-- Passage shown --
▼

In their op-ed, the Columbia undergrads — all women of color — recount the story of another female student.
“During the week spent on Ovid’s ‘Metamorphoses,’ the class was instructed to read the myths of Persephone and Daphne, both of which include vivid depictions of rape and sexual assault,” they write. “As a survivor of sexual assault, the student described being triggered while reading such detailed accounts of rape throughout the work. However, the student said her professor focused on the beauty of the language and the splendor of the imagery when lecturing on the text. As a result, the student completely disengaged from the class discussion as a means of self-preservation. She did not feel safe in the class. When she approached her professor after class, the student said she was essentially dismissed, and her concerns were ignored.”
The students then call on Columbia to “issue a letter to faculty about potential trigger warnings and suggestions for how to support triggered students” and institute “a mechanism for students to communicate their concerns to professors anonymously, as well as a mediation mechanism for students who have identity-based disagreements with professors.”
“Finally, the center should create a training program for all professors, including faculty and graduate instructors, which will enable them to constructively facilitate conversations that embrace all identities, share best practices, and think critically about how the Core Curriculum is framed for their students,” the students write. 
Conservative critics claim that the Columbia students want to silence class discussion of certain texts.

▲

-- Goals --
[1] Answer these questions about the Columbia op-ed passage, one per line:
(a) Which two myths was the class instructed to read during the week on Ovid's "Metamorphoses"?
(b) What did the professor focus on when lecturing on the text?
(c) Who should the proposed training program include?
[2] Carry on the Columbia op-ed passage, picking up right after its last sentence.
The data placed after this passage is not needed for any of the work here.

-- Data provided --
▼

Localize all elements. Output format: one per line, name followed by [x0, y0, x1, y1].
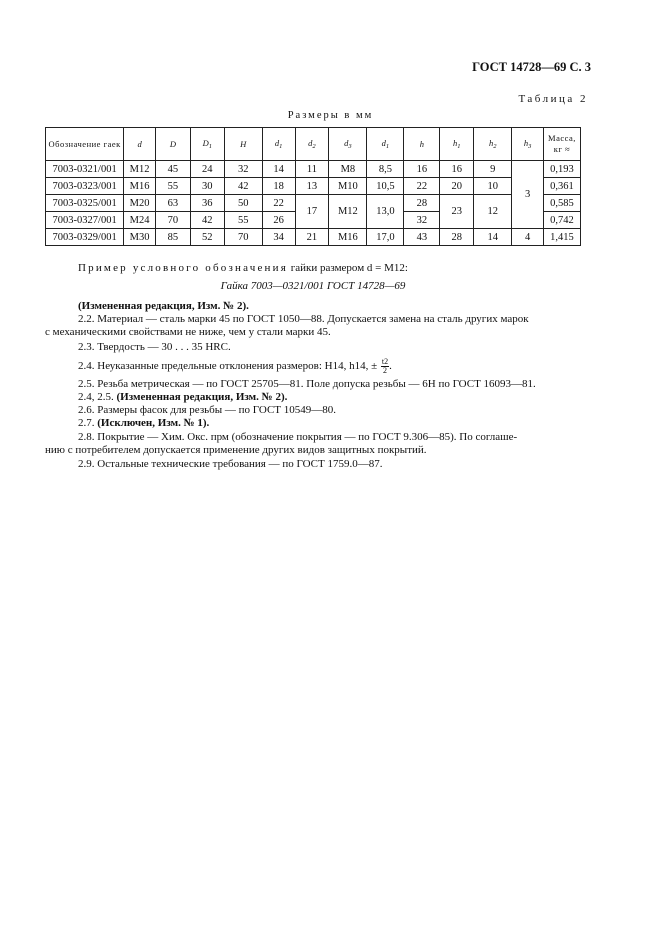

▲

-- The responses --
[1]
(a) The myths of Persephone and Daphne.
(b) The beauty of the language and the splendor of the imagery.
(c) All professors, including faculty and graduate instructors.

[2]
“The hyperbolic language of trauma that’s used! Sheesh,” wrote Elizabeth Nolan Brown in Reason. “Apparently this discussion of Ovid was so threatening it was a matter of self-preservation to ignore it. If that’s really true — if the mere discussion of rape causes this student to feel panicked and physically unsafe — than she needs help treating severe post-traumatic stress disorder, not a f—— trigger warning.”
“Op-eds like this are a call for academic vandalism, defacing culture and history with the ugly graffiti of modern class, race, and sex-war politics,” John Hayward wrote in a Breitbart blog titled “Campus special snowflakes melt upon contact with Greek mythology.
In the case of the Columbia students, however, they say they want more discussion, not less. A trigger warning on Ovid’s “Metamorphoses” might help a student who has suffered sexual assault stay engaged by offering her a chance to discuss the brutality in the text — not just its beauty.
“Our vision for this training is not to infringe upon the instructors’ academic freedom in teaching the material,” the students conclude. “Rather, it is a means of providing them with effective strategies to engage with potential conflicts and confrontations in the classroom, whether they are between students or in response to the material itself. Given these tools, professors will be able to aid in the inclusion of student voices which presently feel silenced.”